***** Listed entries

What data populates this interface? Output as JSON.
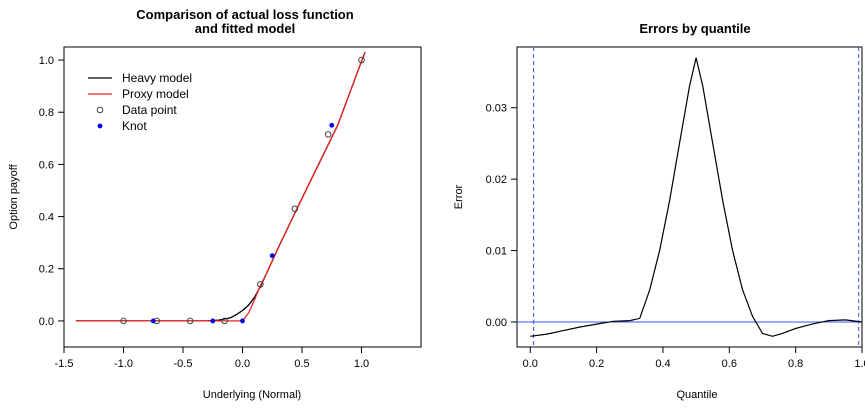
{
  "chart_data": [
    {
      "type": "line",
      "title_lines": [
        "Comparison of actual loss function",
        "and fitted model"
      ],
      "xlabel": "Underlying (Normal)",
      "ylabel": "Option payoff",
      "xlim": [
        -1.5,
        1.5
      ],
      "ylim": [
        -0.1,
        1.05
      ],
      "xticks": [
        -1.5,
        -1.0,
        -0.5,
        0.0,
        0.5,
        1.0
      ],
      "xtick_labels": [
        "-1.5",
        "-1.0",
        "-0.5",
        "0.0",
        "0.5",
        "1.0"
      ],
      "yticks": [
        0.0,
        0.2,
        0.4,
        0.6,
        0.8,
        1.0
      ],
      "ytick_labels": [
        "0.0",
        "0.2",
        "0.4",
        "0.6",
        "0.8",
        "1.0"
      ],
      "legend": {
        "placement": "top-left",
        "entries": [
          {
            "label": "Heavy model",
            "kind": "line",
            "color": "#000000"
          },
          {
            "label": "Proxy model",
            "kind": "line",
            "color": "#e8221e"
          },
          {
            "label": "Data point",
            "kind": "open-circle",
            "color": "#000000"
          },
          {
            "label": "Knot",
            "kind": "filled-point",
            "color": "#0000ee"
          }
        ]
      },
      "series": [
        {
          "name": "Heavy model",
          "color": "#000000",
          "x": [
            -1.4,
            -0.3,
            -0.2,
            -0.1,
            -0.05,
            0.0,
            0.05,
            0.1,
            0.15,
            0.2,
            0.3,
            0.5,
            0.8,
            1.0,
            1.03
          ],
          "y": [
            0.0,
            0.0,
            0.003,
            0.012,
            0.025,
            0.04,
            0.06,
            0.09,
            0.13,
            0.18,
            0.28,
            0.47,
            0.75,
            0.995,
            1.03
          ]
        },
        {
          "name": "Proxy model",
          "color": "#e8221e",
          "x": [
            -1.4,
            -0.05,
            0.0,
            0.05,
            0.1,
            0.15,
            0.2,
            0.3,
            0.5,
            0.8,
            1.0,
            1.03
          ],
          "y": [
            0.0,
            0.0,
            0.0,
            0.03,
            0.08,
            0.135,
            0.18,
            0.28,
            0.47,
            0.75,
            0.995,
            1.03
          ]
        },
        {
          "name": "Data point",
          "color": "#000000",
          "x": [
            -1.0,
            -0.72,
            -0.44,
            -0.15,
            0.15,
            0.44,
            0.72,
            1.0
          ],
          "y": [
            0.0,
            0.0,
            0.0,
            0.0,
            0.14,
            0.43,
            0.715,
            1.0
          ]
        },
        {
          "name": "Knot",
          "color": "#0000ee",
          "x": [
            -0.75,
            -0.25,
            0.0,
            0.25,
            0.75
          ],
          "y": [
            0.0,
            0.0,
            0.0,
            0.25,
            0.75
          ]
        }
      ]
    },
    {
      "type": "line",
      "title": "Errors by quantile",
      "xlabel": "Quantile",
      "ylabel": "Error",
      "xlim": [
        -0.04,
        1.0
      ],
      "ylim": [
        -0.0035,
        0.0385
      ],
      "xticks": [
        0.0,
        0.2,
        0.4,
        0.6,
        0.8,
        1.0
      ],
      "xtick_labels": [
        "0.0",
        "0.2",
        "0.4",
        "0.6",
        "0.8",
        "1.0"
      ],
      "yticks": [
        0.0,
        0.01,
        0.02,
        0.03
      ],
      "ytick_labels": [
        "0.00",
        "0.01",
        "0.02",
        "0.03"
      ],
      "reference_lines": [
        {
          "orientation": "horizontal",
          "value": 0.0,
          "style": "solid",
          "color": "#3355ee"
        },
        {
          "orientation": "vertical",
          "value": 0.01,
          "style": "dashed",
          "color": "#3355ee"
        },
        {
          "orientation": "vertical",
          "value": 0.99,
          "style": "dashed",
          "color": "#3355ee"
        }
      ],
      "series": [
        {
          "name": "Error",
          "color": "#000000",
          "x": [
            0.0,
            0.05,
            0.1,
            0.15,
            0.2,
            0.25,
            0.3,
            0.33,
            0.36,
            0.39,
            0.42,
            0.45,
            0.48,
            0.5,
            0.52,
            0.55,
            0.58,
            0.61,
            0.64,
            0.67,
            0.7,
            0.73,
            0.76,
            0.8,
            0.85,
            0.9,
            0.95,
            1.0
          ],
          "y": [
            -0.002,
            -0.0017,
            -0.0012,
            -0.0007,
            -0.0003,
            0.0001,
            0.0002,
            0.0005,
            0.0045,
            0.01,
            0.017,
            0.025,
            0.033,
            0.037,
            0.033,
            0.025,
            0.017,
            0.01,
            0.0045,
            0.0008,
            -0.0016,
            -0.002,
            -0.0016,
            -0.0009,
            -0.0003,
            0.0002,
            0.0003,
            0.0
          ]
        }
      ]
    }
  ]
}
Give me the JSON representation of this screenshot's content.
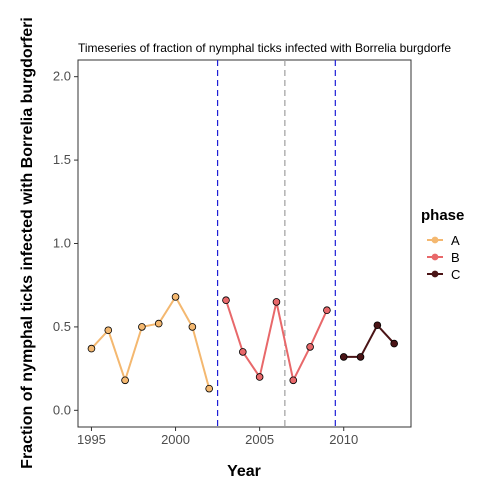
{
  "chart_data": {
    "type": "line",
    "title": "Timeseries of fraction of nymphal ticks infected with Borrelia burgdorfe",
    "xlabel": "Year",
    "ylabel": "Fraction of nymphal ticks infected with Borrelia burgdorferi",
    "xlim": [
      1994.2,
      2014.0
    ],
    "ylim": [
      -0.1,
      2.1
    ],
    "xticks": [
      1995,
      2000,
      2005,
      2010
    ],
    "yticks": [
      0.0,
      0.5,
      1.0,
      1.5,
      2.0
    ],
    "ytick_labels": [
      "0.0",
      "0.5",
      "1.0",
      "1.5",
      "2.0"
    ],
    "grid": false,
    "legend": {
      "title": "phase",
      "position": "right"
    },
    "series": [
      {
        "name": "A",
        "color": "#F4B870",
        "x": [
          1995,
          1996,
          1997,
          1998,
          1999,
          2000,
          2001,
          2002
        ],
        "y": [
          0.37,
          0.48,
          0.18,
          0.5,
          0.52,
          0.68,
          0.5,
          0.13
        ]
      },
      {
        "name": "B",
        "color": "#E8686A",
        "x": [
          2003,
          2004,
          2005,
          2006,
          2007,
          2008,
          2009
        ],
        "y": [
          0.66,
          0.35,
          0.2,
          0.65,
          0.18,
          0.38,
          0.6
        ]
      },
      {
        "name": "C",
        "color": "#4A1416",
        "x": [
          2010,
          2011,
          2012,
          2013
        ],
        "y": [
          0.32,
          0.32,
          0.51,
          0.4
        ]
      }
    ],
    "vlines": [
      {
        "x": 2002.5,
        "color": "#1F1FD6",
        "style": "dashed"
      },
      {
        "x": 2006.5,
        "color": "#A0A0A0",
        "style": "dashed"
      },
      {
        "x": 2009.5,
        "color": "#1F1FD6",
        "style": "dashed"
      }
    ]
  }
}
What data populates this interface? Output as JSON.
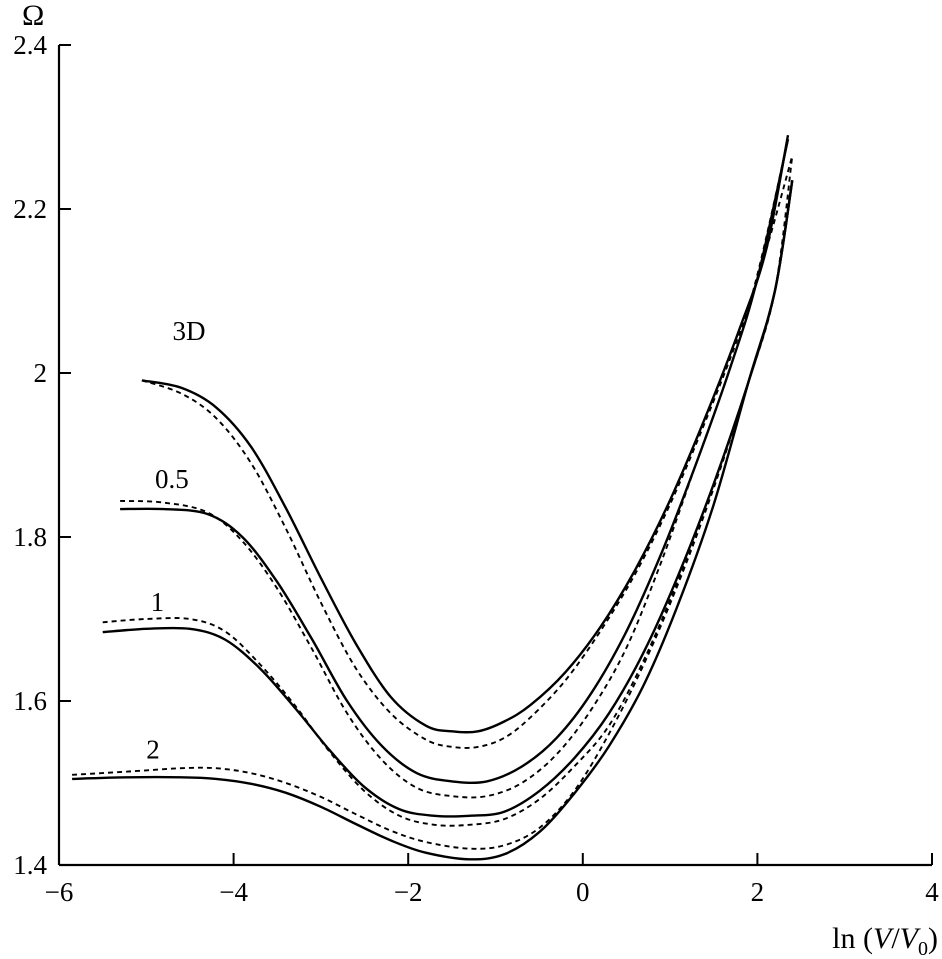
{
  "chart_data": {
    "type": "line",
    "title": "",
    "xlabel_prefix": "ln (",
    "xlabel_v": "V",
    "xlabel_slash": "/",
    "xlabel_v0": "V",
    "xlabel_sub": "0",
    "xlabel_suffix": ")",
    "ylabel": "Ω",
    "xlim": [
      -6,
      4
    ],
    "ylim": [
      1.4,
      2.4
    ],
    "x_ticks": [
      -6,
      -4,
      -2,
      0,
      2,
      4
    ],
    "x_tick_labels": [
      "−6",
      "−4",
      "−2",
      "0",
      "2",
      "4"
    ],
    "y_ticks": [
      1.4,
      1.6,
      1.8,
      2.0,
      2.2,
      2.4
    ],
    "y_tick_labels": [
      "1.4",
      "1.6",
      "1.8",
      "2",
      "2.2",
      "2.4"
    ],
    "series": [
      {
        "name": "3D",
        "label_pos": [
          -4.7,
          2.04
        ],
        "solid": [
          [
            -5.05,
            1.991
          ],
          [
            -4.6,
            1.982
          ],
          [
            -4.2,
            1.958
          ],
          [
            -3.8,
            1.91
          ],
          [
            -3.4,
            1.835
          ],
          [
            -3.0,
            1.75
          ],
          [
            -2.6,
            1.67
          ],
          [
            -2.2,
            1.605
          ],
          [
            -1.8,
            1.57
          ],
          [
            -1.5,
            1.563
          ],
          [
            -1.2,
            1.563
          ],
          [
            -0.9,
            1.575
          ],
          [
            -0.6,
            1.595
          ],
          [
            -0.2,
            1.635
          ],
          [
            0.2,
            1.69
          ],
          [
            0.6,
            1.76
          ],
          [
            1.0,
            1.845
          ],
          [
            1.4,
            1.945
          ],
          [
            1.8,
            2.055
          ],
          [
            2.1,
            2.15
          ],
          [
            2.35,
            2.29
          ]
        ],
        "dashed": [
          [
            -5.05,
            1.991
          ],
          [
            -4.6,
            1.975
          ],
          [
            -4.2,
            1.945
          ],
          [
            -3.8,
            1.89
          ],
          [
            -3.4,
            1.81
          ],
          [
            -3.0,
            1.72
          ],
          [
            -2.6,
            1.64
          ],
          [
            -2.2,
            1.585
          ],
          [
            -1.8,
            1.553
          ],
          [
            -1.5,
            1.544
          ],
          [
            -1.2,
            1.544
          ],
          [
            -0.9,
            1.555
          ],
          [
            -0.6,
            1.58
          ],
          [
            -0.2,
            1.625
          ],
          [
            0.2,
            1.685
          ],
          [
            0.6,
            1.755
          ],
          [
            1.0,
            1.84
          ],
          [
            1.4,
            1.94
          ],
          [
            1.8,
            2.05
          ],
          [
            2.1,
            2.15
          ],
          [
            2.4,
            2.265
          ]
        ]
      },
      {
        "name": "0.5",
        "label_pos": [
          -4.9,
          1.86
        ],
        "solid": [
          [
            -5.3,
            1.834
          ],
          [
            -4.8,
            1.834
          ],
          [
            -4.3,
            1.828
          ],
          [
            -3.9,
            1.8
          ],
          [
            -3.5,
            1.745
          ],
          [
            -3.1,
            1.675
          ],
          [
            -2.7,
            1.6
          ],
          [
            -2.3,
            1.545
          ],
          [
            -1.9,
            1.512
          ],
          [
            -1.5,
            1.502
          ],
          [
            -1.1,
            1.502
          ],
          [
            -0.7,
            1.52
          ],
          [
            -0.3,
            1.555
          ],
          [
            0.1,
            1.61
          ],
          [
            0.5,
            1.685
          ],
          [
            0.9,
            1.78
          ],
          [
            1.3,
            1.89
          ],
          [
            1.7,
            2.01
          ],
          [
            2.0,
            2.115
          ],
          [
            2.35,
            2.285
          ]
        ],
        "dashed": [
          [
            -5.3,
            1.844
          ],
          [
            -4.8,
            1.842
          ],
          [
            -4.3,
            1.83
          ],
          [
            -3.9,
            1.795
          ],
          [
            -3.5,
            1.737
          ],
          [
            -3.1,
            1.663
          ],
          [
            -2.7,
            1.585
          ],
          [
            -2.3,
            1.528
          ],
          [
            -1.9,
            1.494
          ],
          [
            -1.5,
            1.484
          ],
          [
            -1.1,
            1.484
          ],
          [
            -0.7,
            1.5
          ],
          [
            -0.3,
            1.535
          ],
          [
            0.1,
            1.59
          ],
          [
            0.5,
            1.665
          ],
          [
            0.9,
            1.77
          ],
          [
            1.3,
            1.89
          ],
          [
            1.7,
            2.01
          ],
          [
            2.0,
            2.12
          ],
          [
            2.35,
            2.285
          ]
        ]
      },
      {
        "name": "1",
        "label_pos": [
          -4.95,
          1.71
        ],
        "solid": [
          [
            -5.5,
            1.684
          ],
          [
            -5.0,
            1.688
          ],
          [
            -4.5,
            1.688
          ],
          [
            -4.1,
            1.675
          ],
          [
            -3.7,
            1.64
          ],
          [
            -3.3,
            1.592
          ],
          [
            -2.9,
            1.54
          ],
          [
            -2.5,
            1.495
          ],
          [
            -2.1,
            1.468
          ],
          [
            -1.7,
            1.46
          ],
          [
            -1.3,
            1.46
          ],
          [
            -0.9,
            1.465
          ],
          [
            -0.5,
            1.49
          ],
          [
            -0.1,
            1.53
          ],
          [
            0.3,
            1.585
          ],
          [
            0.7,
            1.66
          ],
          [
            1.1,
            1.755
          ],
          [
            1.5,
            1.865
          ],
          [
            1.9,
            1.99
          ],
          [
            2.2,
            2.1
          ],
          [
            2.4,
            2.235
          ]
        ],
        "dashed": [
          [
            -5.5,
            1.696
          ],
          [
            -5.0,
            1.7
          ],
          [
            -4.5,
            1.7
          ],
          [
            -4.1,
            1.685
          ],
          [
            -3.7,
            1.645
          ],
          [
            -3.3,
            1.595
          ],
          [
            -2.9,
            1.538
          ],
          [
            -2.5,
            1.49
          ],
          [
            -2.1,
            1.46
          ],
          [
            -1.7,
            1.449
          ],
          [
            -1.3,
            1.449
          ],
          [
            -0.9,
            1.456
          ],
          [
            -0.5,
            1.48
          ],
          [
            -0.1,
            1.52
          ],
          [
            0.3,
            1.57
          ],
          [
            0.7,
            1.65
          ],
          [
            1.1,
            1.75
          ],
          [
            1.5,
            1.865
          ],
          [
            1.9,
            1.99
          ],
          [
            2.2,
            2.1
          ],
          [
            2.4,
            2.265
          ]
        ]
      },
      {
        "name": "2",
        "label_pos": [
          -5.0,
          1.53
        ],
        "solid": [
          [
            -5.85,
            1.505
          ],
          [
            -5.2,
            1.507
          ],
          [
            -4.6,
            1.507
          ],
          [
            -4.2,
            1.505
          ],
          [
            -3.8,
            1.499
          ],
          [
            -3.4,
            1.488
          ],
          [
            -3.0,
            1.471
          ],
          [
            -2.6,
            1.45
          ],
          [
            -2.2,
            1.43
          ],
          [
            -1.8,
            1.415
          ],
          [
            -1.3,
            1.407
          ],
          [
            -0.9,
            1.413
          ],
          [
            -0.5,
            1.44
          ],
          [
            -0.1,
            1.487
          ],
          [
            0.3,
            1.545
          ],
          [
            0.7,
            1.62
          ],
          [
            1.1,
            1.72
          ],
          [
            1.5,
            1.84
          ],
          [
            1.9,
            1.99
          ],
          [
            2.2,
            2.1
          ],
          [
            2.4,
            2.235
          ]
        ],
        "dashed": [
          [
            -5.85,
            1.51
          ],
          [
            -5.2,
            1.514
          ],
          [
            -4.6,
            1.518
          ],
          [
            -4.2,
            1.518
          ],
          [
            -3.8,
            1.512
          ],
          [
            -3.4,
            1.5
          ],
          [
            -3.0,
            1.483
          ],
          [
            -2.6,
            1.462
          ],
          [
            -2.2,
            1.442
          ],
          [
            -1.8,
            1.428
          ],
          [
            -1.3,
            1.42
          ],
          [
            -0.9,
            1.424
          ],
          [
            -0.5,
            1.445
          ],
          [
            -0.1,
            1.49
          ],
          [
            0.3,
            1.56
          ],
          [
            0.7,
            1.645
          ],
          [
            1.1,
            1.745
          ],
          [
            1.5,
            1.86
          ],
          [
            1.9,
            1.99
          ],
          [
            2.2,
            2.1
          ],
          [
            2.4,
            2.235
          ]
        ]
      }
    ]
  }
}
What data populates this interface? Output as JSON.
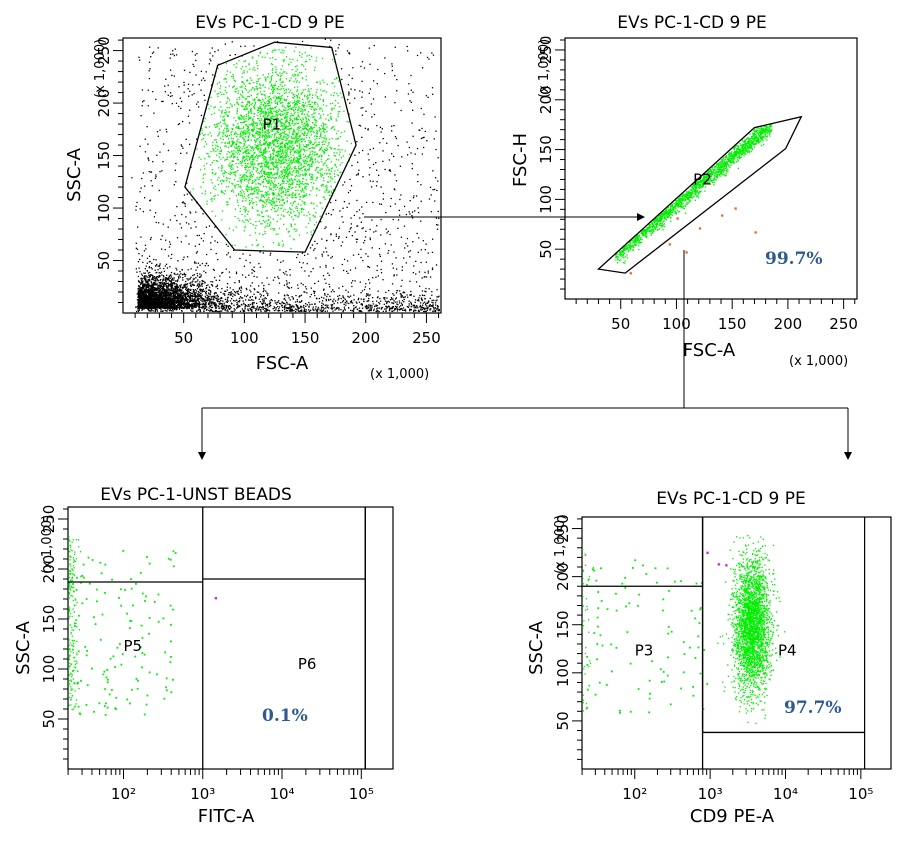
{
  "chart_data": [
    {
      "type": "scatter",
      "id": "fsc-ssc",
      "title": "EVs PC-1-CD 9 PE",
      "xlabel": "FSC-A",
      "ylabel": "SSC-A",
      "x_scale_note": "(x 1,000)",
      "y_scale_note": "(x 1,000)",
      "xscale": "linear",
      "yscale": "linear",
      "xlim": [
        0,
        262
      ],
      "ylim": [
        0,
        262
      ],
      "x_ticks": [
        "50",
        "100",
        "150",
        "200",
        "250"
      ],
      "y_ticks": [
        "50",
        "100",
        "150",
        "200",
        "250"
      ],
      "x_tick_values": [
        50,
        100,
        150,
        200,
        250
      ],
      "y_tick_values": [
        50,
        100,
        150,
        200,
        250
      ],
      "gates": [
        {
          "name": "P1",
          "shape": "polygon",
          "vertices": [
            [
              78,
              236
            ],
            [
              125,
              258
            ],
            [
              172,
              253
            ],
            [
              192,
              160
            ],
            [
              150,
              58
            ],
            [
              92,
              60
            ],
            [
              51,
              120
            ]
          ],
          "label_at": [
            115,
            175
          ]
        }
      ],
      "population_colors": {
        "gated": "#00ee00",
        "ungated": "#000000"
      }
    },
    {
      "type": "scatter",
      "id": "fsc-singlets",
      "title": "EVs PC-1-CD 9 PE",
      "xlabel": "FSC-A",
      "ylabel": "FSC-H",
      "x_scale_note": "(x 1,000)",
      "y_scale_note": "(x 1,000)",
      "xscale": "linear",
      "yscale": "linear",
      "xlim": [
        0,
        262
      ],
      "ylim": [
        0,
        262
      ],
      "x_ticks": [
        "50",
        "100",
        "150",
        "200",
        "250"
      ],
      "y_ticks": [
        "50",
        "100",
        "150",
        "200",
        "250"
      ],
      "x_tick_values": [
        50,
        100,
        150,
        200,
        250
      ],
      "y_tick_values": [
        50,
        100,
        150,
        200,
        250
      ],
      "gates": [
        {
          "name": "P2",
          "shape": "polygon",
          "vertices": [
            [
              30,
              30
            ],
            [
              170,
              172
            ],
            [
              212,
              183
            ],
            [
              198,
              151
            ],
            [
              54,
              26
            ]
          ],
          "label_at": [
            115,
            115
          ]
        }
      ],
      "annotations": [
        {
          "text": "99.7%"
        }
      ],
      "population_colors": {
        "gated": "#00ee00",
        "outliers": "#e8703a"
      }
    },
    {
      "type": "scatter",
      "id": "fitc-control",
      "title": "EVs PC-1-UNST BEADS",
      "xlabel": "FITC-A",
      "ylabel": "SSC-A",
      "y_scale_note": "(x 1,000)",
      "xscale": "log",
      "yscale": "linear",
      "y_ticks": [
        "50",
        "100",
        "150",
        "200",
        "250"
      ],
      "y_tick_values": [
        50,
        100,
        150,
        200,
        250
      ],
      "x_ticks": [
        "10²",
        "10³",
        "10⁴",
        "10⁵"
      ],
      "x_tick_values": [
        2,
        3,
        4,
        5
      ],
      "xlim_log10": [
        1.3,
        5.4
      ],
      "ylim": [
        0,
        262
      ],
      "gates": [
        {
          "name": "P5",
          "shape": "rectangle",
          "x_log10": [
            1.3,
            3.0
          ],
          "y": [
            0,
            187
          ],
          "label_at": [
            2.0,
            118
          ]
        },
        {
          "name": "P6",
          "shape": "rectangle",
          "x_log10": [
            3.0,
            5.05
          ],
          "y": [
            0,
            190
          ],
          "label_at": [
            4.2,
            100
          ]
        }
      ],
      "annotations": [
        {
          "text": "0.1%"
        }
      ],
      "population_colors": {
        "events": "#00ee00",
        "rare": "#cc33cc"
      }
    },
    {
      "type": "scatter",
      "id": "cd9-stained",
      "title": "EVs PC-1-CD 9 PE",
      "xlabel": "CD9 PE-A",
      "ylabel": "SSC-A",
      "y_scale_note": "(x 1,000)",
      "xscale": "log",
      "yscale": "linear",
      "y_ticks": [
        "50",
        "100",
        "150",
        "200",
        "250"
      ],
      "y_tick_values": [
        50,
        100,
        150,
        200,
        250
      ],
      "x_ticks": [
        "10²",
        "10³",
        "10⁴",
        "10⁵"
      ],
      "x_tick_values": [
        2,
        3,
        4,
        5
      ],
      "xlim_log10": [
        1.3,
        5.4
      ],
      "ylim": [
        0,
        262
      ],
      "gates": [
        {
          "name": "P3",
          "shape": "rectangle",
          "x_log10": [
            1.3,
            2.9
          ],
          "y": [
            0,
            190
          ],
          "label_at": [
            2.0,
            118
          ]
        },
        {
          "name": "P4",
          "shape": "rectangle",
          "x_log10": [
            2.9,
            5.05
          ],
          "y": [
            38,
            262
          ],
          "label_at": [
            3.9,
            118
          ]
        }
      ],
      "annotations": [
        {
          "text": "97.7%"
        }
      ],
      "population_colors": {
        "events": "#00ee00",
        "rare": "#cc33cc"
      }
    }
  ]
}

**********

Written problem - Scan the listing above. Collect all lines with the word "point".

Worked answer -
            "label": "Data point",
            "kind": "filled-point",
          "name": "Data point",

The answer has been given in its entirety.